● **СТРАНИЦА**:
▬▬▬▬▬▬
Бойня, куда меня взяли, находилась в Дигбете, одном из старейших районов Бирмингема. Моей первой обязанностью было выгребать рвоту. Я должен был разрезать кучу овечьих желудков в углу, один за другим, чтобы вынуть оттуда полупереваренную пищу. Весь первый день я блевал как сукин сын. И очень долго мне не становилось легче. Целый месяц я блевал примерно каждый час. У меня все мышцы в животе горели. Иногда товарищи по работе подшучивали надо мной и подсовывали желудок забракованного животного – например старой больной овцы, мясо которой нельзя было есть. Как-то я взял такой желудок, и он лопнул прямо у меня в руках – гной и кровь забрызгали мне лицо. Ребята почему-то посчитали, что это чертовски забавно.

Но потом скотобойня стала мне нравиться. Вскоре я привык к вони, неплохо зарекомендовал себя на первой должности, я пошел на повышение и меня назначили забойщиком коров.

Это была чертова работенка. Я хочу сказать только одно – если вас когда-нибудь лягнет корова, вы все поймете. Когда одна из них заехала мне по правому шару, я думал, что левый выйдет из меня с кашлем.
▬▬▬▬▬▬
● **ЗАПИСИ**:
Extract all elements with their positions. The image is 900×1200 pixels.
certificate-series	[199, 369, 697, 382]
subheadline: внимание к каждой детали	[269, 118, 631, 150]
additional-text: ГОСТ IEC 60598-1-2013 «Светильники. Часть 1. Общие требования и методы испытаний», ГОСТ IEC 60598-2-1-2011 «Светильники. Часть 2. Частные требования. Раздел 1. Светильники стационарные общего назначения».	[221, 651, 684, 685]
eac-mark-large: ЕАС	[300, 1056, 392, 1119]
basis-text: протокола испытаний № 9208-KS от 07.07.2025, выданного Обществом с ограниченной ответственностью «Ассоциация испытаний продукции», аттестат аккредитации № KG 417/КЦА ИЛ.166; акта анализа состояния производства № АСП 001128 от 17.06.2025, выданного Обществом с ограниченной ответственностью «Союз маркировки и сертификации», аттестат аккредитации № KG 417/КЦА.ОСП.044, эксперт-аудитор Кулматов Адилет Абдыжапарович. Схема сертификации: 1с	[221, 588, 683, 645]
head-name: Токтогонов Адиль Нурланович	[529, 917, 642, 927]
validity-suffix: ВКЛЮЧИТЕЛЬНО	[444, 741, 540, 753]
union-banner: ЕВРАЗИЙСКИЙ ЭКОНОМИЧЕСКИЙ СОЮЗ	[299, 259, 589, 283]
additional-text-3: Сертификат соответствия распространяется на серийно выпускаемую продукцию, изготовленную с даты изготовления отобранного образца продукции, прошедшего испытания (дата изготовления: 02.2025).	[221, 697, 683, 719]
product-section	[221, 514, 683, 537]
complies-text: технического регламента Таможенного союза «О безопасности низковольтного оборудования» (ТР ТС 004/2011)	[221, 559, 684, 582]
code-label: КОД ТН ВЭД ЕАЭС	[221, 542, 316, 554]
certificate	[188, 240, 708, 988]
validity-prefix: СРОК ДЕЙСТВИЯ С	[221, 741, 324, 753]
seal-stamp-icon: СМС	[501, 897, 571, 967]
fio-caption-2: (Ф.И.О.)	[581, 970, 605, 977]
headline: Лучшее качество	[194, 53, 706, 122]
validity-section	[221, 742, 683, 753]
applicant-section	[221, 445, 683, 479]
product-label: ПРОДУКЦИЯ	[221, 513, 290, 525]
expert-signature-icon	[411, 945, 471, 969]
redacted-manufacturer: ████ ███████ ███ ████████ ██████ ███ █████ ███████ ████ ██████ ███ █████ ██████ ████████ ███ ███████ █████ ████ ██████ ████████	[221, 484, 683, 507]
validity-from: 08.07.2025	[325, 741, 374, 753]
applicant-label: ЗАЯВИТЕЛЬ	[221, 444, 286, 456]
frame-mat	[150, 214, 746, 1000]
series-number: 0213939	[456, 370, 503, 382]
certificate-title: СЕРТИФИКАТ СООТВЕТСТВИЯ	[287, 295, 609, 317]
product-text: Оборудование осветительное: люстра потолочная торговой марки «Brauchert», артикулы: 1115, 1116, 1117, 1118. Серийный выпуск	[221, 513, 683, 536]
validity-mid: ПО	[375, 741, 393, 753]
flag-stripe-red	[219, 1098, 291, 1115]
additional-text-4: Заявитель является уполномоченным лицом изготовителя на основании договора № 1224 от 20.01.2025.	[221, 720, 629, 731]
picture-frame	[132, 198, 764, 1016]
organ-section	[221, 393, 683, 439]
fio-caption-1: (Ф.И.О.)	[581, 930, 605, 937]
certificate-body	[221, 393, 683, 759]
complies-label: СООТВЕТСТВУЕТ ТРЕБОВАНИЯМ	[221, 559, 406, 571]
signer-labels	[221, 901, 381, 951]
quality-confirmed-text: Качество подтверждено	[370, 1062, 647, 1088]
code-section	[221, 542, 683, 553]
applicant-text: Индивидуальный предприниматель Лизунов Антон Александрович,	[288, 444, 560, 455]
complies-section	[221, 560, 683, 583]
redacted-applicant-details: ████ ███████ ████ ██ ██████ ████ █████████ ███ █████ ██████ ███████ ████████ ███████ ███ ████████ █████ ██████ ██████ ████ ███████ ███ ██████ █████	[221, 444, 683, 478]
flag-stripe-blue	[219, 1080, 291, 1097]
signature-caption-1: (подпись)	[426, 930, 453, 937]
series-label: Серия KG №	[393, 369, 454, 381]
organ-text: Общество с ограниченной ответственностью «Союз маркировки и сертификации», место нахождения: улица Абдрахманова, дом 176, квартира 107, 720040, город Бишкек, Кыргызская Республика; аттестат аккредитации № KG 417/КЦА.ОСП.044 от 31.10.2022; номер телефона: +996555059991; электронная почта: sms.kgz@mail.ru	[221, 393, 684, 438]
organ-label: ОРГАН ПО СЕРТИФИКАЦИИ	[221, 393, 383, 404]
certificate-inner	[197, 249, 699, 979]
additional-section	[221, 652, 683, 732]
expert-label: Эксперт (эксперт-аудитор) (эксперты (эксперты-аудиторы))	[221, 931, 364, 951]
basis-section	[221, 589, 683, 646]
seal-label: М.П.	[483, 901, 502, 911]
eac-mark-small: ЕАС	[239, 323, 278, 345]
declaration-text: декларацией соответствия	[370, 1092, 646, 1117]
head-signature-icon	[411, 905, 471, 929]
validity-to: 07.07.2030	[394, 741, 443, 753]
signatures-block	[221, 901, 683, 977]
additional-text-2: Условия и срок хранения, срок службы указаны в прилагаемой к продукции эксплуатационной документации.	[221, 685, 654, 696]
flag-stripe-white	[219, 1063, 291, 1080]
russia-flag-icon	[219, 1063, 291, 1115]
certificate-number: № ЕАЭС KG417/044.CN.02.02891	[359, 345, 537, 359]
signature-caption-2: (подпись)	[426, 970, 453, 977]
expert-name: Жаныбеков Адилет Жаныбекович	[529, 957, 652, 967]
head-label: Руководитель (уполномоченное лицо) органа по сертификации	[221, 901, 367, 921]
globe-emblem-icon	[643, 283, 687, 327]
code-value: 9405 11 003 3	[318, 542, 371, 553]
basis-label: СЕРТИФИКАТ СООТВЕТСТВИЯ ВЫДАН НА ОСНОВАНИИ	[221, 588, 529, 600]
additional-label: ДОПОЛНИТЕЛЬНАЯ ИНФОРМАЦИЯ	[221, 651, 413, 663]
▬▬▬▬▬▬
● **ЧТО ТРЕБУЕТСЯ**: Перепишите дословно отрывок из текста о бойне от слов «Это была чертова» до слов «меня с кашлем.» включительно.

● **РЕЗУЛЬТАТ НИЖЕ**:
Это была чертова работенка. Я хочу сказать только одно – если вас когда-нибудь лягнет корова, вы все поймете. Когда одна из них заехала мне по правому шару, я думал, что левый выйдет из меня с кашлем.